-- start Data --

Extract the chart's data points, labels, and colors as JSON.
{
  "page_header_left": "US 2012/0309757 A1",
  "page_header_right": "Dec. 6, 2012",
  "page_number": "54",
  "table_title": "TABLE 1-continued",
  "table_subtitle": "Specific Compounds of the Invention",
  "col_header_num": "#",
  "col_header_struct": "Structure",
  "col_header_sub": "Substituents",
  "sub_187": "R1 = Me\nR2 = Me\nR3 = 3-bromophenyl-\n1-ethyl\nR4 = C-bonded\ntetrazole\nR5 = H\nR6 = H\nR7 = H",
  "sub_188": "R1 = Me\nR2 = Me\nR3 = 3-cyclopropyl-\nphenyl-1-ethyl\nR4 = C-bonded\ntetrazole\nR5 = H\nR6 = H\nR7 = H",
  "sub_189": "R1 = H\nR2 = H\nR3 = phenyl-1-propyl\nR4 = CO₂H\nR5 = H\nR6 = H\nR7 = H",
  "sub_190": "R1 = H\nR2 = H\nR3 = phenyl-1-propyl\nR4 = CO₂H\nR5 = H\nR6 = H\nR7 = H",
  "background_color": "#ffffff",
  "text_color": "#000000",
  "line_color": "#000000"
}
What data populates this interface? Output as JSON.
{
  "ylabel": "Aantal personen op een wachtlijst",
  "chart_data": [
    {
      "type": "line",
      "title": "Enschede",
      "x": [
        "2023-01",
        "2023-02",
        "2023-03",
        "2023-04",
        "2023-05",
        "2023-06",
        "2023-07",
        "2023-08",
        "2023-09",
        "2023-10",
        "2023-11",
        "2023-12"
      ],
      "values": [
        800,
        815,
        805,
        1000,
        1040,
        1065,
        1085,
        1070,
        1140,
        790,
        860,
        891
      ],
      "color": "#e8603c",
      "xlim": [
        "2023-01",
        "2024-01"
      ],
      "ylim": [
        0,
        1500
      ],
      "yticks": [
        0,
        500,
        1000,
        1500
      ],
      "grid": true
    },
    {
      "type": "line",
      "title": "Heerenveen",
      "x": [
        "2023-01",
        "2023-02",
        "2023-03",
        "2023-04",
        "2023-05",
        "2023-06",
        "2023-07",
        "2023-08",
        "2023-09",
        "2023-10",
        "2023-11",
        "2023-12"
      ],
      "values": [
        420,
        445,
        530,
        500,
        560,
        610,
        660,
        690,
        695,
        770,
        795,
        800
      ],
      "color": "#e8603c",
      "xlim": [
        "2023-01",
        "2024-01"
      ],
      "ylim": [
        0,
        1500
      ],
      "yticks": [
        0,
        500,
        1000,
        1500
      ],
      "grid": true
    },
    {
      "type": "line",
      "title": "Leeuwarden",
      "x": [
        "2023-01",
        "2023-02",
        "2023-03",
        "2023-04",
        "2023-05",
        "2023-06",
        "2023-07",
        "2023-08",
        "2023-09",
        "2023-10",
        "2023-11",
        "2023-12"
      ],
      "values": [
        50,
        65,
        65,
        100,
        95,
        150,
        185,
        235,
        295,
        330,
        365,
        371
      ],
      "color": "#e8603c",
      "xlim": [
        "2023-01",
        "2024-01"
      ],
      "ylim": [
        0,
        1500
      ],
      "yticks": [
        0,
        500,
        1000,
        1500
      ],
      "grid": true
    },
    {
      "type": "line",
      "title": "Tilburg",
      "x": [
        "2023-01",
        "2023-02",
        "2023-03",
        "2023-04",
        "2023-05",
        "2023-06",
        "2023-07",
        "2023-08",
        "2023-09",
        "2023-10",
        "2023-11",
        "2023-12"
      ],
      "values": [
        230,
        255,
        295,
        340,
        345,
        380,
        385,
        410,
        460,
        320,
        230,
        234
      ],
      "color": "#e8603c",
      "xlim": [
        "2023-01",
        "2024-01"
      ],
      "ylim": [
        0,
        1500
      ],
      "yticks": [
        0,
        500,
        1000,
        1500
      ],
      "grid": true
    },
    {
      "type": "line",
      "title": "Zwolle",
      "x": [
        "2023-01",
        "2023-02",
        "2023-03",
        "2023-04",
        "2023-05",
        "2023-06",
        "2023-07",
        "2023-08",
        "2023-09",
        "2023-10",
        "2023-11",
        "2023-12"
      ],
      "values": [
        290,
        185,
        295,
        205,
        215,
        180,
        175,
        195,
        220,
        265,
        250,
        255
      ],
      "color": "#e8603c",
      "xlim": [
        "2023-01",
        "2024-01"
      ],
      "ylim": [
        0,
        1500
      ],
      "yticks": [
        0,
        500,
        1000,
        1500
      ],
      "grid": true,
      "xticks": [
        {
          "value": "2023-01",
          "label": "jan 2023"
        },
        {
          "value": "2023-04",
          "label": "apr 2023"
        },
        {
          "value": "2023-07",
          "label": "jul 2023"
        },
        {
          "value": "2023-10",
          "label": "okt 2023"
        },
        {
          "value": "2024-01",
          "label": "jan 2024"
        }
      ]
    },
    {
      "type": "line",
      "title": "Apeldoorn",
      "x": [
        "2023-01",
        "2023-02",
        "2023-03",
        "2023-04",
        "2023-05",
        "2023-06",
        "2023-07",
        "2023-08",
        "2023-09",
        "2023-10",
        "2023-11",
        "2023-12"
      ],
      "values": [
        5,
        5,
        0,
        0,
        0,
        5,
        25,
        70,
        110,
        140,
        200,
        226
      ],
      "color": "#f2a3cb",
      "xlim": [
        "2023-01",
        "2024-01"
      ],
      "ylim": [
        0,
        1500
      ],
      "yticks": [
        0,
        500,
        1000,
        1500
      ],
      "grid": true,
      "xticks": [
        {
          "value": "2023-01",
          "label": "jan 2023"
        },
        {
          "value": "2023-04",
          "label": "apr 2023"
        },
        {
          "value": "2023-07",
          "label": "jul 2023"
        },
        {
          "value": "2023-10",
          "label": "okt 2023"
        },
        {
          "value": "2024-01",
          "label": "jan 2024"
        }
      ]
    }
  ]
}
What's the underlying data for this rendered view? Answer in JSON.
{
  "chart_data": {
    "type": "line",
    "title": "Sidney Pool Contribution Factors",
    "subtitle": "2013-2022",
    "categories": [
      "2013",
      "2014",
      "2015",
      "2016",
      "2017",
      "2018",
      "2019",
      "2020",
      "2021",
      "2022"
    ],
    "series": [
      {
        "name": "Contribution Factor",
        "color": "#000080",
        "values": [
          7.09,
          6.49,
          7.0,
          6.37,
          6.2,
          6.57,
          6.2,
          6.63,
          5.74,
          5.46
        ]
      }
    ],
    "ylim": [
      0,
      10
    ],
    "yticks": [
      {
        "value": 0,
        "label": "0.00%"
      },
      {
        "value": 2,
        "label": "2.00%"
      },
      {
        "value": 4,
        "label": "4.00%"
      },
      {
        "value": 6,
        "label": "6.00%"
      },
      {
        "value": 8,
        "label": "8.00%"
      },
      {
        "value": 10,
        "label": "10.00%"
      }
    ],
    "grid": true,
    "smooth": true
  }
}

-- end Data --

Task directions:
Using the material above, copy every line in which the string "ntetrazole" occurs.

Answer to the exercise:
  "sub_187": "R1 = Me\nR2 = Me\nR3 = 3-bromophenyl-\n1-ethyl\nR4 = C-bonded\ntetrazole\nR5 = H\nR6 = H\nR7 = H",
  "sub_188": "R1 = Me\nR2 = Me\nR3 = 3-cyclopropyl-\nphenyl-1-ethyl\nR4 = C-bonded\ntetrazole\nR5 = H\nR6 = H\nR7 = H",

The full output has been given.